» **Stored records**
<<<<
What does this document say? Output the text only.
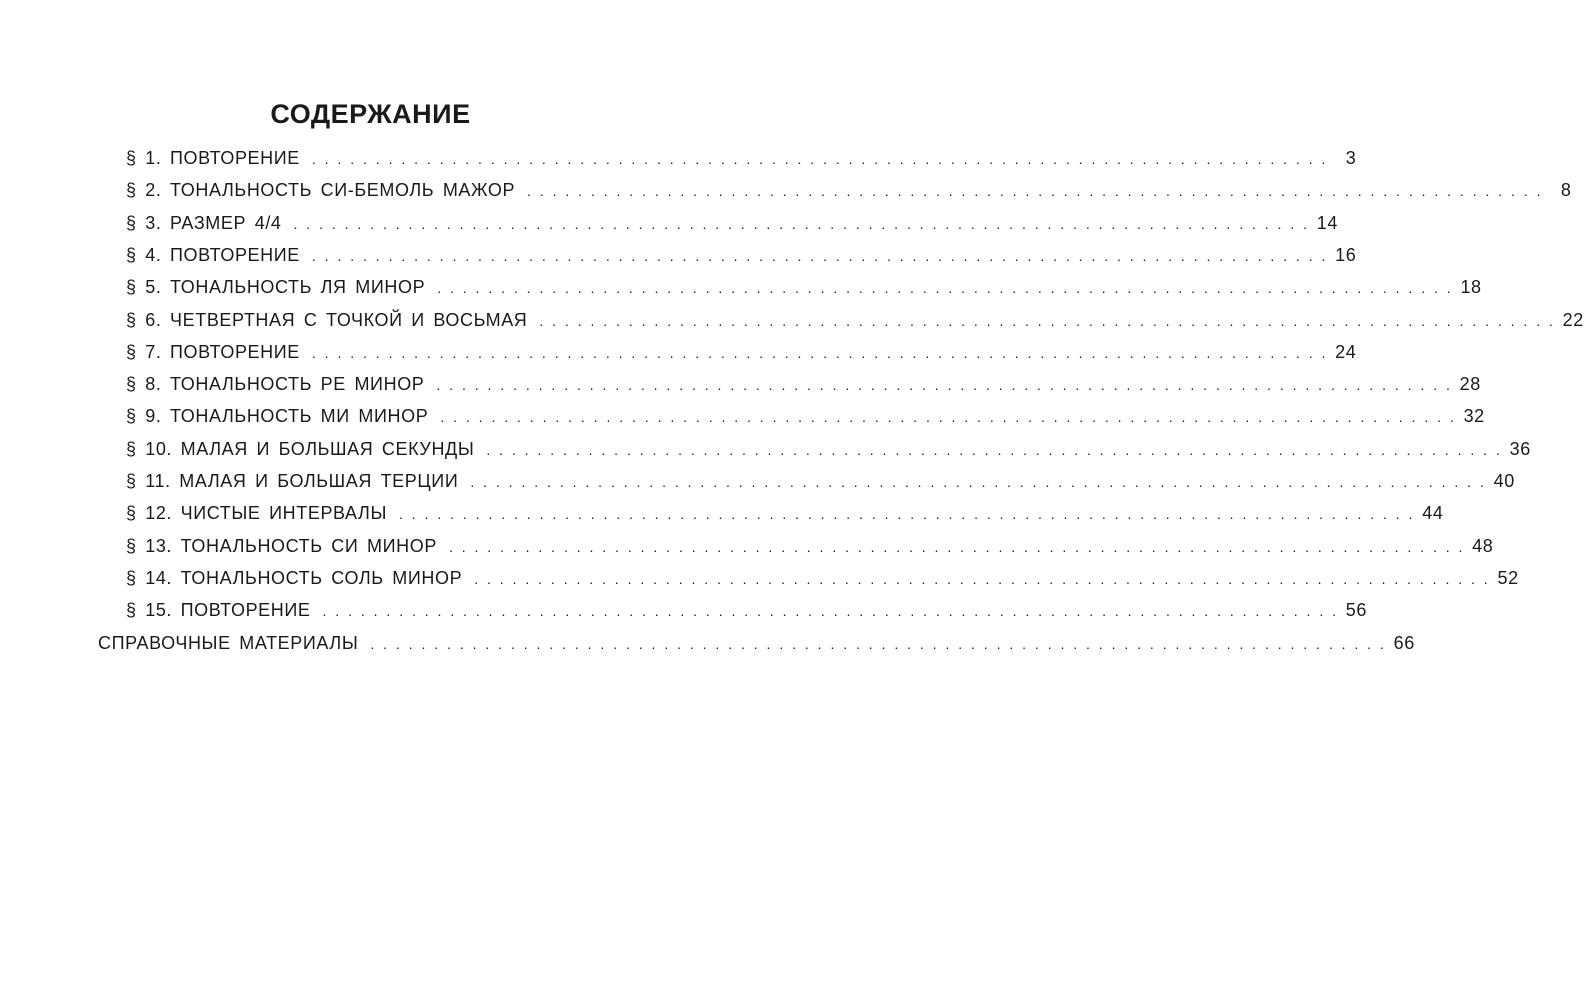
СОДЕРЖАНИЕ
§ 1. ПОВТОРЕНИЕ . . . . . . . . . . . . . . . . . . . . . . . . . . . . . . . . . . . . . . . . . . . . . . . . . . . . . . . . . . . . . . . . . . . . . . . . . . . . . . . .	3
§ 2. ТОНАЛЬНОСТЬ СИ-БЕМОЛЬ МАЖОР . . . . . . . . . . . . . . . . . . . . . . . . . . . . . . . . . . . . . . . . . . . . . . . . . . . . . . . . . . . . . . . . . . . . . . . . . . . . . . . .	8
§ 3. РАЗМЕР 4/4 . . . . . . . . . . . . . . . . . . . . . . . . . . . . . . . . . . . . . . . . . . . . . . . . . . . . . . . . . . . . . . . . . . . . . . . . . . . . . . . . 14
§ 4. ПОВТОРЕНИЕ . . . . . . . . . . . . . . . . . . . . . . . . . . . . . . . . . . . . . . . . . . . . . . . . . . . . . . . . . . . . . . . . . . . . . . . . . . . . . . . . 16
§ 5. ТОНАЛЬНОСТЬ ЛЯ МИНОР . . . . . . . . . . . . . . . . . . . . . . . . . . . . . . . . . . . . . . . . . . . . . . . . . . . . . . . . . . . . . . . . . . . . . . . . . . . . . . . . 18
§ 6. ЧЕТВЕРТНАЯ С ТОЧКОЙ И ВОСЬМАЯ . . . . . . . . . . . . . . . . . . . . . . . . . . . . . . . . . . . . . . . . . . . . . . . . . . . . . . . . . . . . . . . . . . . . . . . . . . . . . . . . 22
§ 7. ПОВТОРЕНИЕ . . . . . . . . . . . . . . . . . . . . . . . . . . . . . . . . . . . . . . . . . . . . . . . . . . . . . . . . . . . . . . . . . . . . . . . . . . . . . . . . 24
§ 8. ТОНАЛЬНОСТЬ РЕ МИНОР . . . . . . . . . . . . . . . . . . . . . . . . . . . . . . . . . . . . . . . . . . . . . . . . . . . . . . . . . . . . . . . . . . . . . . . . . . . . . . . . 28
§ 9. ТОНАЛЬНОСТЬ МИ МИНОР . . . . . . . . . . . . . . . . . . . . . . . . . . . . . . . . . . . . . . . . . . . . . . . . . . . . . . . . . . . . . . . . . . . . . . . . . . . . . . . . 32
§ 10. МАЛАЯ И БОЛЬШАЯ СЕКУНДЫ . . . . . . . . . . . . . . . . . . . . . . . . . . . . . . . . . . . . . . . . . . . . . . . . . . . . . . . . . . . . . . . . . . . . . . . . . . . . . . . . 36
§ 11. МАЛАЯ И БОЛЬШАЯ ТЕРЦИИ . . . . . . . . . . . . . . . . . . . . . . . . . . . . . . . . . . . . . . . . . . . . . . . . . . . . . . . . . . . . . . . . . . . . . . . . . . . . . . . . 40
§ 12. ЧИСТЫЕ ИНТЕРВАЛЫ . . . . . . . . . . . . . . . . . . . . . . . . . . . . . . . . . . . . . . . . . . . . . . . . . . . . . . . . . . . . . . . . . . . . . . . . . . . . . . . . 44
§ 13. ТОНАЛЬНОСТЬ СИ МИНОР . . . . . . . . . . . . . . . . . . . . . . . . . . . . . . . . . . . . . . . . . . . . . . . . . . . . . . . . . . . . . . . . . . . . . . . . . . . . . . . . 48
§ 14. ТОНАЛЬНОСТЬ СОЛЬ МИНОР . . . . . . . . . . . . . . . . . . . . . . . . . . . . . . . . . . . . . . . . . . . . . . . . . . . . . . . . . . . . . . . . . . . . . . . . . . . . . . . . 52
§ 15. ПОВТОРЕНИЕ . . . . . . . . . . . . . . . . . . . . . . . . . . . . . . . . . . . . . . . . . . . . . . . . . . . . . . . . . . . . . . . . . . . . . . . . . . . . . . . . 56
СПРАВОЧНЫЕ МАТЕРИАЛЫ . . . . . . . . . . . . . . . . . . . . . . . . . . . . . . . . . . . . . . . . . . . . . . . . . . . . . . . . . . . . . . . . . . . . . . . . . . . . . . . . 66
>>>>
» **Request**
Write the records out once more, exactly as they appear, with no pictures.

» **Full solution**
What does this document say? Output the text only.
СОДЕРЖАНИЕ
§ 1. ПОВТОРЕНИЕ . . . . . . . . . . . . . . . . . . . . . . . . . . . . . . . . . . . . . . . . . . . . . . . . . . . . . . . . . . . . . . . . . . . . . . . . . . . . . . . .	3
§ 2. ТОНАЛЬНОСТЬ СИ-БЕМОЛЬ МАЖОР . . . . . . . . . . . . . . . . . . . . . . . . . . . . . . . . . . . . . . . . . . . . . . . . . . . . . . . . . . . . . . . . . . . . . . . . . . . . . . . .	8
§ 3. РАЗМЕР 4/4 . . . . . . . . . . . . . . . . . . . . . . . . . . . . . . . . . . . . . . . . . . . . . . . . . . . . . . . . . . . . . . . . . . . . . . . . . . . . . . . . 14
§ 4. ПОВТОРЕНИЕ . . . . . . . . . . . . . . . . . . . . . . . . . . . . . . . . . . . . . . . . . . . . . . . . . . . . . . . . . . . . . . . . . . . . . . . . . . . . . . . . 16
§ 5. ТОНАЛЬНОСТЬ ЛЯ МИНОР . . . . . . . . . . . . . . . . . . . . . . . . . . . . . . . . . . . . . . . . . . . . . . . . . . . . . . . . . . . . . . . . . . . . . . . . . . . . . . . . 18
§ 6. ЧЕТВЕРТНАЯ С ТОЧКОЙ И ВОСЬМАЯ . . . . . . . . . . . . . . . . . . . . . . . . . . . . . . . . . . . . . . . . . . . . . . . . . . . . . . . . . . . . . . . . . . . . . . . . . . . . . . . . 22
§ 7. ПОВТОРЕНИЕ . . . . . . . . . . . . . . . . . . . . . . . . . . . . . . . . . . . . . . . . . . . . . . . . . . . . . . . . . . . . . . . . . . . . . . . . . . . . . . . . 24
§ 8. ТОНАЛЬНОСТЬ РЕ МИНОР . . . . . . . . . . . . . . . . . . . . . . . . . . . . . . . . . . . . . . . . . . . . . . . . . . . . . . . . . . . . . . . . . . . . . . . . . . . . . . . . 28
§ 9. ТОНАЛЬНОСТЬ МИ МИНОР . . . . . . . . . . . . . . . . . . . . . . . . . . . . . . . . . . . . . . . . . . . . . . . . . . . . . . . . . . . . . . . . . . . . . . . . . . . . . . . . 32
§ 10. МАЛАЯ И БОЛЬШАЯ СЕКУНДЫ . . . . . . . . . . . . . . . . . . . . . . . . . . . . . . . . . . . . . . . . . . . . . . . . . . . . . . . . . . . . . . . . . . . . . . . . . . . . . . . . 36
§ 11. МАЛАЯ И БОЛЬШАЯ ТЕРЦИИ . . . . . . . . . . . . . . . . . . . . . . . . . . . . . . . . . . . . . . . . . . . . . . . . . . . . . . . . . . . . . . . . . . . . . . . . . . . . . . . . 40
§ 12. ЧИСТЫЕ ИНТЕРВАЛЫ . . . . . . . . . . . . . . . . . . . . . . . . . . . . . . . . . . . . . . . . . . . . . . . . . . . . . . . . . . . . . . . . . . . . . . . . . . . . . . . . 44
§ 13. ТОНАЛЬНОСТЬ СИ МИНОР . . . . . . . . . . . . . . . . . . . . . . . . . . . . . . . . . . . . . . . . . . . . . . . . . . . . . . . . . . . . . . . . . . . . . . . . . . . . . . . . 48
§ 14. ТОНАЛЬНОСТЬ СОЛЬ МИНОР . . . . . . . . . . . . . . . . . . . . . . . . . . . . . . . . . . . . . . . . . . . . . . . . . . . . . . . . . . . . . . . . . . . . . . . . . . . . . . . . 52
§ 15. ПОВТОРЕНИЕ . . . . . . . . . . . . . . . . . . . . . . . . . . . . . . . . . . . . . . . . . . . . . . . . . . . . . . . . . . . . . . . . . . . . . . . . . . . . . . . . 56
СПРАВОЧНЫЕ МАТЕРИАЛЫ . . . . . . . . . . . . . . . . . . . . . . . . . . . . . . . . . . . . . . . . . . . . . . . . . . . . . . . . . . . . . . . . . . . . . . . . . . . . . . . . 66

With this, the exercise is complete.